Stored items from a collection
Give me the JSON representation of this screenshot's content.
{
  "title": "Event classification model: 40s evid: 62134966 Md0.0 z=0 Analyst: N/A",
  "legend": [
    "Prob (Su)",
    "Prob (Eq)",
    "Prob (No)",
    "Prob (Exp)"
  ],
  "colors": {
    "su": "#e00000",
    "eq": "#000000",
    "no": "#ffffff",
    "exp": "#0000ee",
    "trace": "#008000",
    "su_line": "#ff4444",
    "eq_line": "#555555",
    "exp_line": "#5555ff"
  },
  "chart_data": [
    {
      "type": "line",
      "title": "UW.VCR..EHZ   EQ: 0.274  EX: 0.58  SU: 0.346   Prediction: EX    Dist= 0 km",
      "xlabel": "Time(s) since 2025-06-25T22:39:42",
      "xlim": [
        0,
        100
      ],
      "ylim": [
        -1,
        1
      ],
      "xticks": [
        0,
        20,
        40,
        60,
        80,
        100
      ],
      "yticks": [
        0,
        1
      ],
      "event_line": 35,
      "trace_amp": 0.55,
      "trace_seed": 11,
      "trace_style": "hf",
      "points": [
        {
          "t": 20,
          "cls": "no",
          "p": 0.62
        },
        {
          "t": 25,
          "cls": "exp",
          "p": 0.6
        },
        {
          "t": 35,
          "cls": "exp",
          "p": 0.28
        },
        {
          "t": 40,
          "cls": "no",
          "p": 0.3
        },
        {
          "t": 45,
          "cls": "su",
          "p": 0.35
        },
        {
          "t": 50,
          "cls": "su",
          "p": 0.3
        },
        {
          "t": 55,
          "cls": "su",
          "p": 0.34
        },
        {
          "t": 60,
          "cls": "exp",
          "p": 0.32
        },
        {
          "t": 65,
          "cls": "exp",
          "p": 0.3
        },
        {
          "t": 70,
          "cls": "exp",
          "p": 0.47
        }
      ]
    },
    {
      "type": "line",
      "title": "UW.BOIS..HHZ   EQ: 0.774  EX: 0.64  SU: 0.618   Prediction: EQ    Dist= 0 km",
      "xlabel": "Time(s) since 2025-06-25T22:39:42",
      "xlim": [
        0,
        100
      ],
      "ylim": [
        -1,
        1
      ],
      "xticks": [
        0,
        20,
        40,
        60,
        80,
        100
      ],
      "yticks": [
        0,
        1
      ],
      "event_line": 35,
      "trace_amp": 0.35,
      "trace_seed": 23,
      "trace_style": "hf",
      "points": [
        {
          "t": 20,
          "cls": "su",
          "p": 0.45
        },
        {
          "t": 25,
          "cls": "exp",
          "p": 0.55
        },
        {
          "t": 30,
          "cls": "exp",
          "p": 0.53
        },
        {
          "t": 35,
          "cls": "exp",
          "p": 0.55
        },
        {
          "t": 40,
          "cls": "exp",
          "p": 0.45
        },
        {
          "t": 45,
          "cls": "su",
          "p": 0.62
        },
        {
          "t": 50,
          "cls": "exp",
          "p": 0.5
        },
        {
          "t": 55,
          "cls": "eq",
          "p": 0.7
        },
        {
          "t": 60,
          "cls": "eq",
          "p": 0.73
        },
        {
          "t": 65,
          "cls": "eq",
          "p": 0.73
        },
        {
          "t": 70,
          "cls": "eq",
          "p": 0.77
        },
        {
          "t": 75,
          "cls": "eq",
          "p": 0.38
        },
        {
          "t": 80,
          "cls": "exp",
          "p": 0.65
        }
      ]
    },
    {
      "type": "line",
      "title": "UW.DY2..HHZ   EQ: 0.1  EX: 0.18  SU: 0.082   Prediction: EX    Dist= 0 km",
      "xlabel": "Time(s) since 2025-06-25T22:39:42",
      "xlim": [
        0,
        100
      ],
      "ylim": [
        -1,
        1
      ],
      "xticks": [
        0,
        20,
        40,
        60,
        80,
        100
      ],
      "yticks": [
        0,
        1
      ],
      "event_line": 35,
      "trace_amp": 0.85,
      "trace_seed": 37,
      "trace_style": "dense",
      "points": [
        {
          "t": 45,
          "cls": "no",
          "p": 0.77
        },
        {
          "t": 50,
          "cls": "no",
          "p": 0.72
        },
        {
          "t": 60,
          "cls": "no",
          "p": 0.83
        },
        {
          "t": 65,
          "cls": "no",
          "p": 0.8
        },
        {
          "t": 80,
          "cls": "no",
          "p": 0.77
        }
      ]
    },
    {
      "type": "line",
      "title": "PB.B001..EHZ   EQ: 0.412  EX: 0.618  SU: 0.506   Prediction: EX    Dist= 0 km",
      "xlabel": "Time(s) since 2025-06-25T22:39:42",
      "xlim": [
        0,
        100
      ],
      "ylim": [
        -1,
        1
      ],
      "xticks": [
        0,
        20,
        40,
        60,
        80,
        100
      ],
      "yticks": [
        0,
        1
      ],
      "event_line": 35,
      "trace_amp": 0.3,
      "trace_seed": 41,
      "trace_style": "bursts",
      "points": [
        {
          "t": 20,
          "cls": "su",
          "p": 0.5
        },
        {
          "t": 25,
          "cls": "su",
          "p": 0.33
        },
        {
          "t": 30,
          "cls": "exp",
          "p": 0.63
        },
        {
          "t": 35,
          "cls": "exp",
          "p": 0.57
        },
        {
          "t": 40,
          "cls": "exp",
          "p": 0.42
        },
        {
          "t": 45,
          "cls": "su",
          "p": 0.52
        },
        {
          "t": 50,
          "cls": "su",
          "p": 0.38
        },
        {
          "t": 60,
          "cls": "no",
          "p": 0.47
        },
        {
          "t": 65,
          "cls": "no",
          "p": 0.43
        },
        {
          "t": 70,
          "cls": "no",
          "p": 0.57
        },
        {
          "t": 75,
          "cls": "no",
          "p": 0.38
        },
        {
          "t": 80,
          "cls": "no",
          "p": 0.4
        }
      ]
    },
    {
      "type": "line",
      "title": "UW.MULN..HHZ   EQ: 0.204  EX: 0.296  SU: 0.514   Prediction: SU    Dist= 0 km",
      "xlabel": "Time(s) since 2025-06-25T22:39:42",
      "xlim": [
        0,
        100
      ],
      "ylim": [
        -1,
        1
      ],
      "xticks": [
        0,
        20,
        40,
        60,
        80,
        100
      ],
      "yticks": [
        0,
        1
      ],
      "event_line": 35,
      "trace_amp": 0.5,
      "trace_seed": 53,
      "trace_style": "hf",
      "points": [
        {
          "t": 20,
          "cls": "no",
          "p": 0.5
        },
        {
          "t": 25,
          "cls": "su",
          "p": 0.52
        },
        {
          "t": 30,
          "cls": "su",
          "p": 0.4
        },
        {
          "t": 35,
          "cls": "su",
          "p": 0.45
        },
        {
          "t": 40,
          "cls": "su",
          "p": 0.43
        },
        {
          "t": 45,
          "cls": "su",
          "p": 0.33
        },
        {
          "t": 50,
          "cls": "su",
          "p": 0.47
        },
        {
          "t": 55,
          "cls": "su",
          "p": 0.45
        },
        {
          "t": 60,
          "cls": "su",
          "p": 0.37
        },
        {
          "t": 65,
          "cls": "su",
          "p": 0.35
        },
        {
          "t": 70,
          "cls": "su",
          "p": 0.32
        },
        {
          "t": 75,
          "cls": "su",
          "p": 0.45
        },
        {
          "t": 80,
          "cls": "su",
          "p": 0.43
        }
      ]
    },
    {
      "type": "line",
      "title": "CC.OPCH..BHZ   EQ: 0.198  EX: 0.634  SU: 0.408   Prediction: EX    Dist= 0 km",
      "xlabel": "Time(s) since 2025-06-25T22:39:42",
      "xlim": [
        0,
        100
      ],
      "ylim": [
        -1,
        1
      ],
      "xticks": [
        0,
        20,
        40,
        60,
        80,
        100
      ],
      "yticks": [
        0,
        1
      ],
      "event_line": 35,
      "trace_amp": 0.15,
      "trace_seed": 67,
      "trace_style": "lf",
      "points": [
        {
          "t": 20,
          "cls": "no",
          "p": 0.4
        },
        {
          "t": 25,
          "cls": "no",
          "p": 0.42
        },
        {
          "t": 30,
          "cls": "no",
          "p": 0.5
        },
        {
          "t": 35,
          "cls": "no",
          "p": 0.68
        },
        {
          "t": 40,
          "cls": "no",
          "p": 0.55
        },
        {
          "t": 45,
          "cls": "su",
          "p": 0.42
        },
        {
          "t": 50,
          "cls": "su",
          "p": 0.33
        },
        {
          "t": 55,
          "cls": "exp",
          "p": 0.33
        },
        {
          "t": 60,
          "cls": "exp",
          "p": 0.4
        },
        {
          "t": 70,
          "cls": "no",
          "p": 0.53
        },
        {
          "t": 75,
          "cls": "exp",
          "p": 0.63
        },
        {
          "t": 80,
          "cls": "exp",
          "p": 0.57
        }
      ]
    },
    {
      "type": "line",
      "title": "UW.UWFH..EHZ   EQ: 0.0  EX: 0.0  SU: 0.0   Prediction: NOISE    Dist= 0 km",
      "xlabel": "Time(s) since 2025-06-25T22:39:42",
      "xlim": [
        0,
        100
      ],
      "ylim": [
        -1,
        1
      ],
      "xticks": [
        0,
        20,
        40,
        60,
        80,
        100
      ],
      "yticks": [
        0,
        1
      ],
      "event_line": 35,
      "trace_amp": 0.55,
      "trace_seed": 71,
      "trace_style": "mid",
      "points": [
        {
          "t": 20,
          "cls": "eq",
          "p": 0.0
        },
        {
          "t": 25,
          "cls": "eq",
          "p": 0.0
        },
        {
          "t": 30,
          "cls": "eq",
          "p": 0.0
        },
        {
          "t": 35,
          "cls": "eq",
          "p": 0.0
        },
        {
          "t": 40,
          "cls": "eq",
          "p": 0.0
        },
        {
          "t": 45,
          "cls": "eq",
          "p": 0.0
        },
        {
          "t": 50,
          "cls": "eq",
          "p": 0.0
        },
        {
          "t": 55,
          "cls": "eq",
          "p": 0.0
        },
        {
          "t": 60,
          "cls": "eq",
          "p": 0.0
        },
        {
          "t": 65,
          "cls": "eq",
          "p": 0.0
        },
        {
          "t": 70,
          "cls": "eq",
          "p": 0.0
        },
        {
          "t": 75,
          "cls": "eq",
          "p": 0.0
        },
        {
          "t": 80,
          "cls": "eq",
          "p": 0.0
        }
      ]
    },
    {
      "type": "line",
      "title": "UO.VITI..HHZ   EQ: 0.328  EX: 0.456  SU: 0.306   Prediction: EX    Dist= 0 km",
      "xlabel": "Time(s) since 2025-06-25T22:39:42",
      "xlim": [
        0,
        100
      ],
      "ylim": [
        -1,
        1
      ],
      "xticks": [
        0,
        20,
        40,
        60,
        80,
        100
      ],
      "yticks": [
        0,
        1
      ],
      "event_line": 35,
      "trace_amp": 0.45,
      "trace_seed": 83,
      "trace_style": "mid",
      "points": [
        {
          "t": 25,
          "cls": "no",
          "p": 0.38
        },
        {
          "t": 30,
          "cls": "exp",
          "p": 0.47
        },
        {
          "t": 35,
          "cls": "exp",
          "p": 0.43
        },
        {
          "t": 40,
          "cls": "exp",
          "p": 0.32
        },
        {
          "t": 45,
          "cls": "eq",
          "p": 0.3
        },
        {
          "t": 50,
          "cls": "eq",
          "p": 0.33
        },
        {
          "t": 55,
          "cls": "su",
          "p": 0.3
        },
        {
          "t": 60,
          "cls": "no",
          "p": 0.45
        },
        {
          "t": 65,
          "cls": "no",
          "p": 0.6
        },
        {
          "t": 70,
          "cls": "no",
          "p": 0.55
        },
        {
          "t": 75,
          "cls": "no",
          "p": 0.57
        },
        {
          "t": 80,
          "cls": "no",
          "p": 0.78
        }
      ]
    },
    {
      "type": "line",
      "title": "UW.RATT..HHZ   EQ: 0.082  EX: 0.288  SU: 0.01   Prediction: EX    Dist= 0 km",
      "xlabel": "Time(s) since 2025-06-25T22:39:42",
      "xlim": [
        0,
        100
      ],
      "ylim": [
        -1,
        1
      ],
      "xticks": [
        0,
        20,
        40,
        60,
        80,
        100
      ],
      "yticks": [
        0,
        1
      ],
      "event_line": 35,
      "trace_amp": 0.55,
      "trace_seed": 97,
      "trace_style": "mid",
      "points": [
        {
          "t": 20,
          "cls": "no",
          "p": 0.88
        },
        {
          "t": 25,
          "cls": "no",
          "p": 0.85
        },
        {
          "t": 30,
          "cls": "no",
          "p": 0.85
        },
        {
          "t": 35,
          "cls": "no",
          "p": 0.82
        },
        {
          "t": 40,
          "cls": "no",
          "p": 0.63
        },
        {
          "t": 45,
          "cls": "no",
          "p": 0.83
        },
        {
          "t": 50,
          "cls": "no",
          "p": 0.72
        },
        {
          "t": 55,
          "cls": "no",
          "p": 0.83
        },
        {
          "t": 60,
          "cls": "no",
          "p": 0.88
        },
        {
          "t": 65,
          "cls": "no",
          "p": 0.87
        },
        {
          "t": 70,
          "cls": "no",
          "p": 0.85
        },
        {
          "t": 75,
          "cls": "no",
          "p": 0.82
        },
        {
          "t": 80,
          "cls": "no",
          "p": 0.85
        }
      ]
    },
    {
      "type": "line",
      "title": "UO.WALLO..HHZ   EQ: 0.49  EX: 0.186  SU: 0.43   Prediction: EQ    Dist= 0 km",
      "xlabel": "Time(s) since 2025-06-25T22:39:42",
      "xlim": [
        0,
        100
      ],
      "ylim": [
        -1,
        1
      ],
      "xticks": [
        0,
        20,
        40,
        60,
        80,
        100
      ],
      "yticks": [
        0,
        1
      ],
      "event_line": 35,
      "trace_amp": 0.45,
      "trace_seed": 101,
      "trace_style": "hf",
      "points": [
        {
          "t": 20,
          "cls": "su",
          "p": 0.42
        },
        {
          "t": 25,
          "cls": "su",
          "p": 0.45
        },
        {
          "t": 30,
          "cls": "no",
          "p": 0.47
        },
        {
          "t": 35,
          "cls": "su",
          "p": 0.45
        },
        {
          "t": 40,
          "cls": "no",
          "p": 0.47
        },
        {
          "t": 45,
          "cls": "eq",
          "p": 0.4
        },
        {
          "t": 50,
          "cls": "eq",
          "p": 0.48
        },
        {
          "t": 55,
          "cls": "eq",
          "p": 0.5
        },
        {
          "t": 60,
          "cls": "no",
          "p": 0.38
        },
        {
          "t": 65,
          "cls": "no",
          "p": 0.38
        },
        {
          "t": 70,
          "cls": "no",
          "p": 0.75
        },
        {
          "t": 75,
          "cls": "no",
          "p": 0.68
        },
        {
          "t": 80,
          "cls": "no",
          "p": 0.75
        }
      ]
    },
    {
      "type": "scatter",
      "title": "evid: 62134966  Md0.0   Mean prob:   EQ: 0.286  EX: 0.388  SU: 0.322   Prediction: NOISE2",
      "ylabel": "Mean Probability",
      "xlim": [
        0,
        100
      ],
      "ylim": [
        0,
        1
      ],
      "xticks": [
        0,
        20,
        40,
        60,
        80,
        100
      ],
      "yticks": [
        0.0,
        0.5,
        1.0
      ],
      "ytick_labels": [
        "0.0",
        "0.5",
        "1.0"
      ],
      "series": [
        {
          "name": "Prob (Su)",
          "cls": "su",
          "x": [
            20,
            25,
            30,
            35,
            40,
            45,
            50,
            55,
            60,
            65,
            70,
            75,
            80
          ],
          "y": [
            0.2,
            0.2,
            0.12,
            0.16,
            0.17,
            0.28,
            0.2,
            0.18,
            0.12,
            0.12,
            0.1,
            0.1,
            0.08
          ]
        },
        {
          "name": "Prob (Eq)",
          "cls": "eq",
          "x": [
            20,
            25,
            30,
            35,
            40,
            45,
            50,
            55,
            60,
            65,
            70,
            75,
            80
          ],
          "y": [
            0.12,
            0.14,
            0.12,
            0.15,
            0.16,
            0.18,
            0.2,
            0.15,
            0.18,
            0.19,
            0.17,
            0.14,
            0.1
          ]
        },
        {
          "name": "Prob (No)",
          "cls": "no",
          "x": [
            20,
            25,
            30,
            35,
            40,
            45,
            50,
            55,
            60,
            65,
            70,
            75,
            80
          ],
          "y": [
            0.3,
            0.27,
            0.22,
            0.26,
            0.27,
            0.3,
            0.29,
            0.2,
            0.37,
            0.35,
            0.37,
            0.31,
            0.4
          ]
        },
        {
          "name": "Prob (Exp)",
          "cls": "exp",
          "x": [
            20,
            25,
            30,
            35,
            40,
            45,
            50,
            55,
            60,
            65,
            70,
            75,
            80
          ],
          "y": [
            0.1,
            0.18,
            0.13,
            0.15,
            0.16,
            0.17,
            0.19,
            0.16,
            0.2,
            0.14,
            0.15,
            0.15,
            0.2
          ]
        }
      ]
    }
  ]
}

• [What you need to do]:
Give the count of lines in the listing that hold the word "Mean", with no other text.

• [Complete output]:
2